++++ EXTRACTED INFORMATION ++++

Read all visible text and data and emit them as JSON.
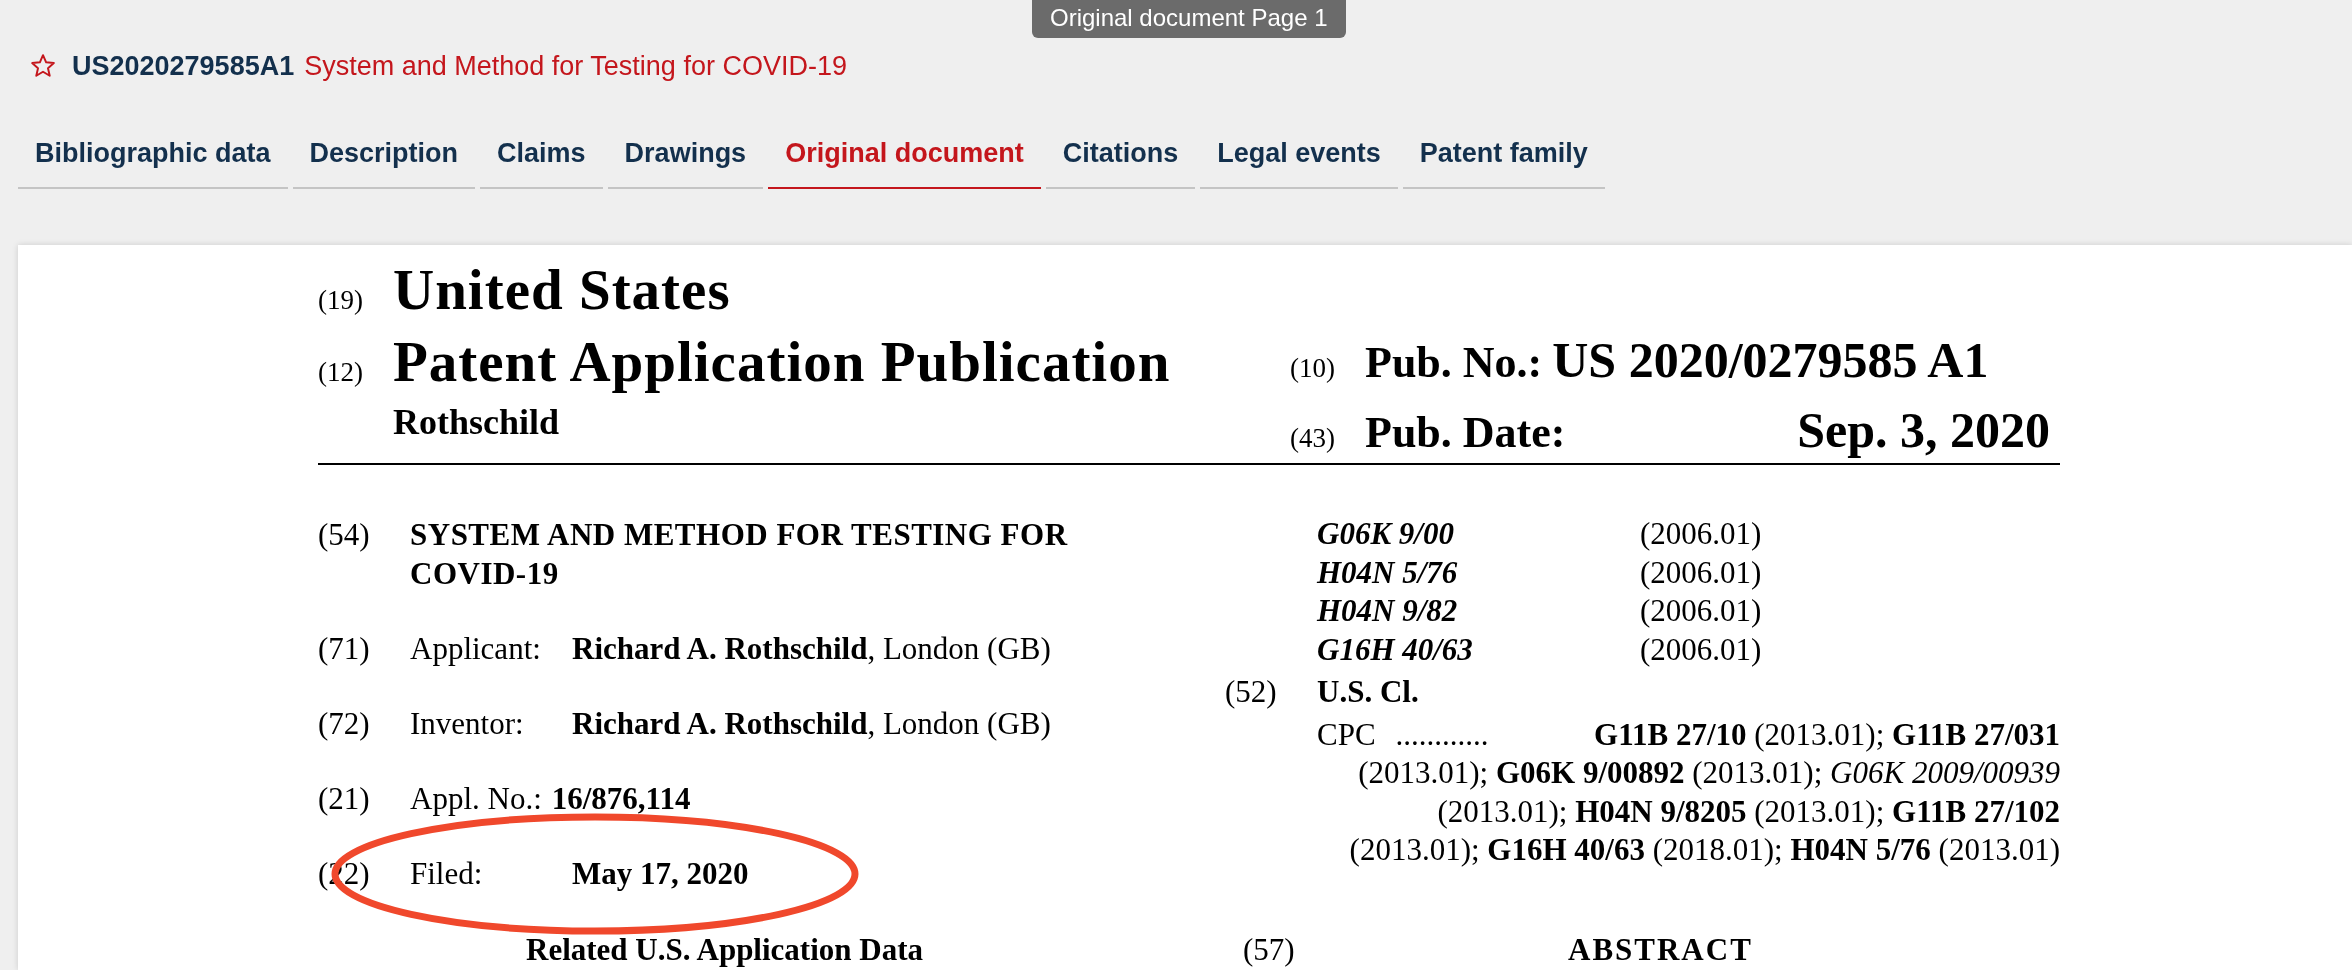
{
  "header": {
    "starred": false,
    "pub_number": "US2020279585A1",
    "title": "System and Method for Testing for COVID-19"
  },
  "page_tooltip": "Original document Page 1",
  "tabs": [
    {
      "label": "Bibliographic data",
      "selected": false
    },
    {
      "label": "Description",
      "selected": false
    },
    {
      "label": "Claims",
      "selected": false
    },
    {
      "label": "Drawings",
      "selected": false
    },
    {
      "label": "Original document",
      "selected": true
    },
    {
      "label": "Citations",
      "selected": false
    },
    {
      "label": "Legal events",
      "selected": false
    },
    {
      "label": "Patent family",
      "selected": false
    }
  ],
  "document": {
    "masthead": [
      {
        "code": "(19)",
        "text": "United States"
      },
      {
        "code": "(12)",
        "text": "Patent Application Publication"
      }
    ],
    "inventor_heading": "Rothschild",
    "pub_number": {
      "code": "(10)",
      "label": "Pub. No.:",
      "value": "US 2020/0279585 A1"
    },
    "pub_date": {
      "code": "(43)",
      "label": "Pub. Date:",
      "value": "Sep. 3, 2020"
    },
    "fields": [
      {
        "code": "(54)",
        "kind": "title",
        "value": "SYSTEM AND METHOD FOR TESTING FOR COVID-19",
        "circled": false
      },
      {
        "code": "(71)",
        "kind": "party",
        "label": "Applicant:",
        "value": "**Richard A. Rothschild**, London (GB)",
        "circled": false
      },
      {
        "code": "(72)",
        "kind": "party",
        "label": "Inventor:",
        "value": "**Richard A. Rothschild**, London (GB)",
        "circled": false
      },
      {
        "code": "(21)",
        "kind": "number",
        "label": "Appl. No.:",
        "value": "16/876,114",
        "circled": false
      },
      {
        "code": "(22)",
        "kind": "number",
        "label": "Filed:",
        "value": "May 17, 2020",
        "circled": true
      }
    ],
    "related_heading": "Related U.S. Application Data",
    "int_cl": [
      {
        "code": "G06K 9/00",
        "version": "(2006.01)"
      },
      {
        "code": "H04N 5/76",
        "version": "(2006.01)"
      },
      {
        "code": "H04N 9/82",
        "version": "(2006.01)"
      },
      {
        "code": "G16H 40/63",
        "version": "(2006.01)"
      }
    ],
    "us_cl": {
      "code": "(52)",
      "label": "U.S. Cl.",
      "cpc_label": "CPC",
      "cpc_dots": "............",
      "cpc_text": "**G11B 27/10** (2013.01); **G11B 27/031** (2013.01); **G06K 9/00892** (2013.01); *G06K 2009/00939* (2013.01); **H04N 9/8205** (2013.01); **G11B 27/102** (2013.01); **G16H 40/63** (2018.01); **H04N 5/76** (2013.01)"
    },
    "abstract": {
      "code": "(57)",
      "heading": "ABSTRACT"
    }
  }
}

++++

■ **WRITTEN REQUEST**: Make an exact copy of the records above, with the pictures left out.

■ **ANSWER TO THE EXERCISE**:
Read all visible text and data and emit them as JSON.
{
  "header": {
    "starred": false,
    "pub_number": "US2020279585A1",
    "title": "System and Method for Testing for COVID-19"
  },
  "page_tooltip": "Original document Page 1",
  "tabs": [
    {
      "label": "Bibliographic data",
      "selected": false
    },
    {
      "label": "Description",
      "selected": false
    },
    {
      "label": "Claims",
      "selected": false
    },
    {
      "label": "Drawings",
      "selected": false
    },
    {
      "label": "Original document",
      "selected": true
    },
    {
      "label": "Citations",
      "selected": false
    },
    {
      "label": "Legal events",
      "selected": false
    },
    {
      "label": "Patent family",
      "selected": false
    }
  ],
  "document": {
    "masthead": [
      {
        "code": "(19)",
        "text": "United States"
      },
      {
        "code": "(12)",
        "text": "Patent Application Publication"
      }
    ],
    "inventor_heading": "Rothschild",
    "pub_number": {
      "code": "(10)",
      "label": "Pub. No.:",
      "value": "US 2020/0279585 A1"
    },
    "pub_date": {
      "code": "(43)",
      "label": "Pub. Date:",
      "value": "Sep. 3, 2020"
    },
    "fields": [
      {
        "code": "(54)",
        "kind": "title",
        "value": "SYSTEM AND METHOD FOR TESTING FOR COVID-19",
        "circled": false
      },
      {
        "code": "(71)",
        "kind": "party",
        "label": "Applicant:",
        "value": "**Richard A. Rothschild**, London (GB)",
        "circled": false
      },
      {
        "code": "(72)",
        "kind": "party",
        "label": "Inventor:",
        "value": "**Richard A. Rothschild**, London (GB)",
        "circled": false
      },
      {
        "code": "(21)",
        "kind": "number",
        "label": "Appl. No.:",
        "value": "16/876,114",
        "circled": false
      },
      {
        "code": "(22)",
        "kind": "number",
        "label": "Filed:",
        "value": "May 17, 2020",
        "circled": true
      }
    ],
    "related_heading": "Related U.S. Application Data",
    "int_cl": [
      {
        "code": "G06K 9/00",
        "version": "(2006.01)"
      },
      {
        "code": "H04N 5/76",
        "version": "(2006.01)"
      },
      {
        "code": "H04N 9/82",
        "version": "(2006.01)"
      },
      {
        "code": "G16H 40/63",
        "version": "(2006.01)"
      }
    ],
    "us_cl": {
      "code": "(52)",
      "label": "U.S. Cl.",
      "cpc_label": "CPC",
      "cpc_dots": "............",
      "cpc_text": "**G11B 27/10** (2013.01); **G11B 27/031** (2013.01); **G06K 9/00892** (2013.01); *G06K 2009/00939* (2013.01); **H04N 9/8205** (2013.01); **G11B 27/102** (2013.01); **G16H 40/63** (2018.01); **H04N 5/76** (2013.01)"
    },
    "abstract": {
      "code": "(57)",
      "heading": "ABSTRACT"
    }
  }
}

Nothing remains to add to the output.